> _Required task_: Look for the word "ylabel" in the entries below, then copy every line that has it.

> _Stored records_:
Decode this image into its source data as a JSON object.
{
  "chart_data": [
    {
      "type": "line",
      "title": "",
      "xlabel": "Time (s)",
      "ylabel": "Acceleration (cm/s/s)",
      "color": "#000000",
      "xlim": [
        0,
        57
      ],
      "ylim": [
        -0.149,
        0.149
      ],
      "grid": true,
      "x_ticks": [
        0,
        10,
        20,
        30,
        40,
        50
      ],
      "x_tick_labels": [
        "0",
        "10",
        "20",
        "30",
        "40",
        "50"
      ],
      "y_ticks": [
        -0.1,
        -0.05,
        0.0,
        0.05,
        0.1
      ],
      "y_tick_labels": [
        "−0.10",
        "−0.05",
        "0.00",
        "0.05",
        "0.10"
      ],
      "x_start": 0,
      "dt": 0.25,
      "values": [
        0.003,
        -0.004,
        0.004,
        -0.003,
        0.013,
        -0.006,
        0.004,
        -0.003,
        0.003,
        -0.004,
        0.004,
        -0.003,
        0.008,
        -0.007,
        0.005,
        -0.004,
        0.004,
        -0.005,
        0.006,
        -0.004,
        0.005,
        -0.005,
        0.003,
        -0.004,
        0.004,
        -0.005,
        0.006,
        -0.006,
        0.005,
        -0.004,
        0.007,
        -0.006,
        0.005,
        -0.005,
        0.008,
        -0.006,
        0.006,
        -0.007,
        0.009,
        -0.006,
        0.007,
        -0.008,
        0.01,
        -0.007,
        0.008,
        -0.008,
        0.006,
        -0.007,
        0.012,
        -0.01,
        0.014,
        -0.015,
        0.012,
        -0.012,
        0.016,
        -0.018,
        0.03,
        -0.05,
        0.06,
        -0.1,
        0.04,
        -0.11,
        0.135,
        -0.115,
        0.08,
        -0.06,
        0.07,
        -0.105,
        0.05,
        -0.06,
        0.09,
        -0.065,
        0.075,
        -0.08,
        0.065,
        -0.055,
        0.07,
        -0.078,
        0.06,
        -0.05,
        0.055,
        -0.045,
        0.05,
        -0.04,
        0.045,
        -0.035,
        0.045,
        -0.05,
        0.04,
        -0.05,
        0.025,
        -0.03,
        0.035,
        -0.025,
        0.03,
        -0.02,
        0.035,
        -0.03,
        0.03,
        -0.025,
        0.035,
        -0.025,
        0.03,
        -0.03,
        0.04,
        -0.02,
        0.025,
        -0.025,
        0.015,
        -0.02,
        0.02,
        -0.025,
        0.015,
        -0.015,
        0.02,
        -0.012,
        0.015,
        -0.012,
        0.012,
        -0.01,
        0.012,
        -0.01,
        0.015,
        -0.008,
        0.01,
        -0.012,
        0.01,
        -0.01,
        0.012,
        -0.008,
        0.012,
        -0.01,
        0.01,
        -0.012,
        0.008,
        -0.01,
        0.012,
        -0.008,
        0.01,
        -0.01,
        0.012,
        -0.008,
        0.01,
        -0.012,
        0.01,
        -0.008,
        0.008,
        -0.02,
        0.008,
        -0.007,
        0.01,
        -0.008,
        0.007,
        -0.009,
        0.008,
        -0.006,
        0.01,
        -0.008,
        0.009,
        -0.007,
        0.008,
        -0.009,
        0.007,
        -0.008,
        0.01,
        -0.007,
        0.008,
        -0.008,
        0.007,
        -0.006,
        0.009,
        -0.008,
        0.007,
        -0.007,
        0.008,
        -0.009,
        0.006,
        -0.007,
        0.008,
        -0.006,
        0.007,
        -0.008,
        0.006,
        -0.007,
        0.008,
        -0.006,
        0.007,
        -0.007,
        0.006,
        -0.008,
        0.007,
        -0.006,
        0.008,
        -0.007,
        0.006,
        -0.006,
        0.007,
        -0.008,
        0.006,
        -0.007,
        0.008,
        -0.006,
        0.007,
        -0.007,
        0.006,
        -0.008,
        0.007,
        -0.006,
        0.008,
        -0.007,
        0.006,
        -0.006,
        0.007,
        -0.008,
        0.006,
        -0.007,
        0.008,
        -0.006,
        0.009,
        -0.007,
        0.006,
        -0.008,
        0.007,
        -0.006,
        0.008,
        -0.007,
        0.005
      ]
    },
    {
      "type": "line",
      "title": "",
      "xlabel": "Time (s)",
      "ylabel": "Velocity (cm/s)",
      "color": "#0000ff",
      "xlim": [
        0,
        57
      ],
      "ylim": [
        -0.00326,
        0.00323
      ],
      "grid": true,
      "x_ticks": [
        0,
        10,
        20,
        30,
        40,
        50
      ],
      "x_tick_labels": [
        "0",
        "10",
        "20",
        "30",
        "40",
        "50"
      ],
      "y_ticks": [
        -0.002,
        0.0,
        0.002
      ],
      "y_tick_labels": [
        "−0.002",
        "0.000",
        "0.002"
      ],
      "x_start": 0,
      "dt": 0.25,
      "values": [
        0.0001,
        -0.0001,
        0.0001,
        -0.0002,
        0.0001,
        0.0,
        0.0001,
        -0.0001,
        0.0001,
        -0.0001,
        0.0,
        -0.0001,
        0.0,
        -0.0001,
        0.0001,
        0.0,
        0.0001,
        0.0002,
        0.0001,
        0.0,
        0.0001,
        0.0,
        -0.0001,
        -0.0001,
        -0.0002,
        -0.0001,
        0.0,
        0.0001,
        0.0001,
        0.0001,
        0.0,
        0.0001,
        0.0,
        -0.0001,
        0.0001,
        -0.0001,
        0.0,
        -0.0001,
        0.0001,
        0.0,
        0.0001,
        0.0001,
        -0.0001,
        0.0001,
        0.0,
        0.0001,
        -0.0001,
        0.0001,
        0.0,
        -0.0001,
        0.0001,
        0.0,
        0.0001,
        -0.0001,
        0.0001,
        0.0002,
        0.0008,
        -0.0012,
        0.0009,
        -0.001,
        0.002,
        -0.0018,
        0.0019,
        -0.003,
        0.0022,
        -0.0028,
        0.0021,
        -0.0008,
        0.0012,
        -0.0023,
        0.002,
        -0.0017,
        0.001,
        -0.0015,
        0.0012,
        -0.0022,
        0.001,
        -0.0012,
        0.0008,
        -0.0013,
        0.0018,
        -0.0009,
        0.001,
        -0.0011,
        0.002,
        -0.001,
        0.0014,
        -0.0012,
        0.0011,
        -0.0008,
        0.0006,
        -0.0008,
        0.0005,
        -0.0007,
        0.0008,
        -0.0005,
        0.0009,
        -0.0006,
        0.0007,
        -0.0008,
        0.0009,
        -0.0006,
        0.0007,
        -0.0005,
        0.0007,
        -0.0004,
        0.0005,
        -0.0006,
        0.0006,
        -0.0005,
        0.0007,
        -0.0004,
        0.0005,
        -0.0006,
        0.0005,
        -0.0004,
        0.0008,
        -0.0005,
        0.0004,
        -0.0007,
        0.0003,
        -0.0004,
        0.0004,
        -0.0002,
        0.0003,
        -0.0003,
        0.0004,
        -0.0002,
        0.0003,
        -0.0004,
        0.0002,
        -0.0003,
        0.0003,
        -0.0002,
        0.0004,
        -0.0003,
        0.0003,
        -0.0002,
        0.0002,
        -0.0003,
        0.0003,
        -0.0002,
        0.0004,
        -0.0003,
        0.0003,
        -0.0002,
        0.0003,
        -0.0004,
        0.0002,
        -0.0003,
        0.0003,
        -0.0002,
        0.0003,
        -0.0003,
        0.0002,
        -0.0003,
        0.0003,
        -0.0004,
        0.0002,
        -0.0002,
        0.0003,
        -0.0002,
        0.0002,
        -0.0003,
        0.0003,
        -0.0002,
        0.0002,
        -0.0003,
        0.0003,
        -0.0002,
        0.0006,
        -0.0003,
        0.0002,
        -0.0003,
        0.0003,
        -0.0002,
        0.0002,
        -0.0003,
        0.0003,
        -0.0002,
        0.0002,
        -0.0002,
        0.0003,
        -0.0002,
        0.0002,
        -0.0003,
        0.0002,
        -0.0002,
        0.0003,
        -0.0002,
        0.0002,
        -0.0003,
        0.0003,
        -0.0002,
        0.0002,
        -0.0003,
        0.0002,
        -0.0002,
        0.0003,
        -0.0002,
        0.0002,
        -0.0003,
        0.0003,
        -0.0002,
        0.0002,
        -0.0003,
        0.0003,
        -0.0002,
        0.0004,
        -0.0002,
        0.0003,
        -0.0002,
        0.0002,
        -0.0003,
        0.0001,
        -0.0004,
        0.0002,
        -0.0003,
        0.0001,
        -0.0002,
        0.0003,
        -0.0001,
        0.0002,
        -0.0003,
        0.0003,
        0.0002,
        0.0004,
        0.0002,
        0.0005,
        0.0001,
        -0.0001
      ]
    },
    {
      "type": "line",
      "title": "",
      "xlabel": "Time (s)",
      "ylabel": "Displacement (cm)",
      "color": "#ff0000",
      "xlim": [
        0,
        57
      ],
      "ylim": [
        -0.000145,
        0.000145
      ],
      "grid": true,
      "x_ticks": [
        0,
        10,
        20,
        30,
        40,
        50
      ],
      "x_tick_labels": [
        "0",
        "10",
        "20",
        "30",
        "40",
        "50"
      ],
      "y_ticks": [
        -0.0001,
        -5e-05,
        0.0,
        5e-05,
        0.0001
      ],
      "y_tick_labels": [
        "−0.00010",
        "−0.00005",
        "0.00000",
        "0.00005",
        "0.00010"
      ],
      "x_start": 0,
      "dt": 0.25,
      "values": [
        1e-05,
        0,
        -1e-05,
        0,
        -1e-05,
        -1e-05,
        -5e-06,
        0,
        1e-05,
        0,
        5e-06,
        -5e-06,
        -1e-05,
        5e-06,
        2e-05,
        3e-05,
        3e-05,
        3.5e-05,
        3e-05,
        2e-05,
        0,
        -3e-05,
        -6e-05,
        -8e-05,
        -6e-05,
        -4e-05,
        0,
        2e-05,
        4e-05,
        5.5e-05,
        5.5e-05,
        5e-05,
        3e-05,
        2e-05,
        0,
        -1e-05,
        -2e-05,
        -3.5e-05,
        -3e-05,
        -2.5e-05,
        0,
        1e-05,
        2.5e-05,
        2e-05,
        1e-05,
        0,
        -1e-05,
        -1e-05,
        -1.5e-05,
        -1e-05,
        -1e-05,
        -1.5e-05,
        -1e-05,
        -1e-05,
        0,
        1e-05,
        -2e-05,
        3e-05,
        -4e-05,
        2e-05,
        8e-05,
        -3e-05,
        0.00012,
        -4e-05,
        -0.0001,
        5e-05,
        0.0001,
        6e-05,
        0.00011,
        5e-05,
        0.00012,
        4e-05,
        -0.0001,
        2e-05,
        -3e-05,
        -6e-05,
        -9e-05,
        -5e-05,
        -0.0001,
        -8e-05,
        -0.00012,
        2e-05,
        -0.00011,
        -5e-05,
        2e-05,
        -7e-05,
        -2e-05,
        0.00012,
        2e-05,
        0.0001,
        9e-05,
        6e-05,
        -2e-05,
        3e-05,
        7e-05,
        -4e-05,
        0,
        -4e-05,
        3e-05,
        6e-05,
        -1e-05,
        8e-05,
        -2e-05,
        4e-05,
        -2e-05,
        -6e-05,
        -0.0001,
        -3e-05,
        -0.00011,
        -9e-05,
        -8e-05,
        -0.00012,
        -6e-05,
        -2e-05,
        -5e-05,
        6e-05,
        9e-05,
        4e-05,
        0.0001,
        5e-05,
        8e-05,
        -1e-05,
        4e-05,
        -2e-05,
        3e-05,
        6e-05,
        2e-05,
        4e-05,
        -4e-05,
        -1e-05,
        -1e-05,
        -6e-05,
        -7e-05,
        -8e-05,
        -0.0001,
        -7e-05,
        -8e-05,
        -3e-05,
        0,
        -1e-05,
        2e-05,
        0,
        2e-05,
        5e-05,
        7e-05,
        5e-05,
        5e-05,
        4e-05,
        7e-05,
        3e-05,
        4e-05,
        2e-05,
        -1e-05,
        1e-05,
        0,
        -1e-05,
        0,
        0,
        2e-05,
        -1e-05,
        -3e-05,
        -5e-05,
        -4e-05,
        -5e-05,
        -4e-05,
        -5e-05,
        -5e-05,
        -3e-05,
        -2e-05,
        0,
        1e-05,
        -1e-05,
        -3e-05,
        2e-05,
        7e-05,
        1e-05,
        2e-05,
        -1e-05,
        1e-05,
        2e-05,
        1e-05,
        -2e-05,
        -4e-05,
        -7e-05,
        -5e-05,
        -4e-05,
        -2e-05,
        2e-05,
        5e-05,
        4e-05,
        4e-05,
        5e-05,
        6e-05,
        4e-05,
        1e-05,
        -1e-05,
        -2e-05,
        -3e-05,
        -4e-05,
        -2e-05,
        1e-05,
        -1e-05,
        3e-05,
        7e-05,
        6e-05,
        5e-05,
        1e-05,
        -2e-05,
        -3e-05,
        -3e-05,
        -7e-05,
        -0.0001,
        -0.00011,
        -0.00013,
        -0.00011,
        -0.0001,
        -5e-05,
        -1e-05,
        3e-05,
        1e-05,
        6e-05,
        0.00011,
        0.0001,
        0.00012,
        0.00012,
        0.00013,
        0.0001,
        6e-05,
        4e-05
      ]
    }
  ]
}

> _Finished task_:
      "ylabel": "Acceleration (cm/s/s)",
      "ylabel": "Velocity (cm/s)",
      "ylabel": "Displacement (cm)",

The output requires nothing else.